**TASK:** What number of lines in the material contain the word "精细化工"? Give that number alone.
+ + + + +
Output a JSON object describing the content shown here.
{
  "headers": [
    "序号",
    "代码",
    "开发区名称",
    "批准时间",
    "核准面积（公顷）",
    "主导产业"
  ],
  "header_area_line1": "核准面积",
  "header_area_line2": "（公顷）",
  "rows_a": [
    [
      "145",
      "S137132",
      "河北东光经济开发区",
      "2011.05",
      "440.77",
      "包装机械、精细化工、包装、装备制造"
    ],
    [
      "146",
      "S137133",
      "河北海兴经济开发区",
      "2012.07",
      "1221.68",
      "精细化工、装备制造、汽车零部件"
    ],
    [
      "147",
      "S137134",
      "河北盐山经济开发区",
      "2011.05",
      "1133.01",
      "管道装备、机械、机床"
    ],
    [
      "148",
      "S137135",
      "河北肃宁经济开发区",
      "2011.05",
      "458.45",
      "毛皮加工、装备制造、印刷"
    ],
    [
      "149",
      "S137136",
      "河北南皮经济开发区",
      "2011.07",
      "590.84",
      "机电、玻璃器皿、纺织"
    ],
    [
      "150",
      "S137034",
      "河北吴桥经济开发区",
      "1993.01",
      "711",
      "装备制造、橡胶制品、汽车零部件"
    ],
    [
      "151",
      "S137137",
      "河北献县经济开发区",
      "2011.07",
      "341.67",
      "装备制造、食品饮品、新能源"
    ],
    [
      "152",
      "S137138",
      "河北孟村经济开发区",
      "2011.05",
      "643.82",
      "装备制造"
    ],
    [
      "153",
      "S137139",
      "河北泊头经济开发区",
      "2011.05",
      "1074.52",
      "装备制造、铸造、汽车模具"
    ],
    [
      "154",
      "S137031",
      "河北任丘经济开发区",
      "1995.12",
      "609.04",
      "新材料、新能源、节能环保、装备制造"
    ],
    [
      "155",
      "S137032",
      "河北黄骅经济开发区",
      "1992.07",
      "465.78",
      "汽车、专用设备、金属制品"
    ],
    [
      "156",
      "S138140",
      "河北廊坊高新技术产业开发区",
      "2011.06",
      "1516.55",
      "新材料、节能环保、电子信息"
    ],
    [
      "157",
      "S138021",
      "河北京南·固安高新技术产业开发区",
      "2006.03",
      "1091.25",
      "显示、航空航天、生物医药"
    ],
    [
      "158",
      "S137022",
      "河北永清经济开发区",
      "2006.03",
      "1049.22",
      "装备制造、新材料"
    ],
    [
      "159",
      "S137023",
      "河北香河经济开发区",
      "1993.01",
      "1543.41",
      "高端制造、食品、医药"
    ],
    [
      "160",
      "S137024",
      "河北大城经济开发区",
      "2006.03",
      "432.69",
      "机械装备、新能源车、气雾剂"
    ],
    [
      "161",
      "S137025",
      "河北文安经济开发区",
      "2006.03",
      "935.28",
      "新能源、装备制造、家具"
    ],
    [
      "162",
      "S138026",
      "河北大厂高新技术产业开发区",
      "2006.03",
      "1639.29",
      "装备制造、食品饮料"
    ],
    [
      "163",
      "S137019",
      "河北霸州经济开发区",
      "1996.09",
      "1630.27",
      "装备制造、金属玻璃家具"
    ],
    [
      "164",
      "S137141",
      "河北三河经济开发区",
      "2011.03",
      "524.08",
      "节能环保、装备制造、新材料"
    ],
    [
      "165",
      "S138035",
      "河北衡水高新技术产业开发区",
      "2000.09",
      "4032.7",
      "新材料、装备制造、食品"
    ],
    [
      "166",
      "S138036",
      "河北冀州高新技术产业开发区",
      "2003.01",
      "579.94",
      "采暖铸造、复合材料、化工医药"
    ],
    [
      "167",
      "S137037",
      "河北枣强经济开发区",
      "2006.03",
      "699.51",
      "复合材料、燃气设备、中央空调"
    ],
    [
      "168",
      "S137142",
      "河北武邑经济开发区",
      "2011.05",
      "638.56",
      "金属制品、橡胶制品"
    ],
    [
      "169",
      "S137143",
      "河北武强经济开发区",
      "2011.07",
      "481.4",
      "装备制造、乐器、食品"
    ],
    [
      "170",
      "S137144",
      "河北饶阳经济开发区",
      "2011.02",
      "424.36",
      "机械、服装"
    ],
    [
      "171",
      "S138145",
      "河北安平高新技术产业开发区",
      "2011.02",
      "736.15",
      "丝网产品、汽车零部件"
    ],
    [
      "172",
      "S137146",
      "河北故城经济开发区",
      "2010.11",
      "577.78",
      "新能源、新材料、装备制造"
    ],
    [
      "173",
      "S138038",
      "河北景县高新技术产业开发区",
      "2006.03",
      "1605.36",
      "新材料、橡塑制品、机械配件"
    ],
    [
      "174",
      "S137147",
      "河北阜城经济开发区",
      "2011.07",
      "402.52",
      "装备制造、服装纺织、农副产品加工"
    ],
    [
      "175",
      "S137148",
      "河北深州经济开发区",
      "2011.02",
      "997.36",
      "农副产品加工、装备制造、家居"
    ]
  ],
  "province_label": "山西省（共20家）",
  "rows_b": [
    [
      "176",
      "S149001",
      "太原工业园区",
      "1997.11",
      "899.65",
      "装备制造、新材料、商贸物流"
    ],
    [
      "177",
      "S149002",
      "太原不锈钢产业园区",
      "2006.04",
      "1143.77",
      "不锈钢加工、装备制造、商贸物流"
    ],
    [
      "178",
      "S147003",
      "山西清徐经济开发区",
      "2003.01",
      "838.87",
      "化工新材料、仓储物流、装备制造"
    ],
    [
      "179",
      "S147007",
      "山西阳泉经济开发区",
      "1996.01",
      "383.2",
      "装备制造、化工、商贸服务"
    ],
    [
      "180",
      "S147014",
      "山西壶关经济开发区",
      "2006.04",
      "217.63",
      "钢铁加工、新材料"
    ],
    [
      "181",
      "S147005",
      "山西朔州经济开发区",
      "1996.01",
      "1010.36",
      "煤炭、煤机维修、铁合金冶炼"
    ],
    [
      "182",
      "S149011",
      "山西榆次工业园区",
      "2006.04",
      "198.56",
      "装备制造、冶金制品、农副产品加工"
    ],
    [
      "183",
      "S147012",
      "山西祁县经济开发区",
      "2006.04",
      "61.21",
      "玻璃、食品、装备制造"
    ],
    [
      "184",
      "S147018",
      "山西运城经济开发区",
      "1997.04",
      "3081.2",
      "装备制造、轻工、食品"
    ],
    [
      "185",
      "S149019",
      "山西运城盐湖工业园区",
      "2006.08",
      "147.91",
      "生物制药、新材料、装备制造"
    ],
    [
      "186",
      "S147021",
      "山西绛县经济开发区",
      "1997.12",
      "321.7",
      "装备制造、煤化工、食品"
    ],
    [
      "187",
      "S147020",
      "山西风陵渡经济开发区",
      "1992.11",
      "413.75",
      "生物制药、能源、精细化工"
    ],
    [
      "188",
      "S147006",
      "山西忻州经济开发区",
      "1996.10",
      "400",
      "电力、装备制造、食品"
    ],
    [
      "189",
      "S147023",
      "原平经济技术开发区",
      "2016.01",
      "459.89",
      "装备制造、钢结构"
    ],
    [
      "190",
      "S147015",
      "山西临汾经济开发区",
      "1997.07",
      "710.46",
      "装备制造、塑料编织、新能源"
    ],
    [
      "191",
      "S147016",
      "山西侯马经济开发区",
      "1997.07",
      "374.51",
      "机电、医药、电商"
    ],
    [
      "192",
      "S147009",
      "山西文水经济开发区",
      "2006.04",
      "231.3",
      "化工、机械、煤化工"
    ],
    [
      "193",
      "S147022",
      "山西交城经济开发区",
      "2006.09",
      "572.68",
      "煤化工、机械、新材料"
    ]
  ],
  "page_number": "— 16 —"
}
+ + + + +
**ANSWER TO THE PROBLEM:** 3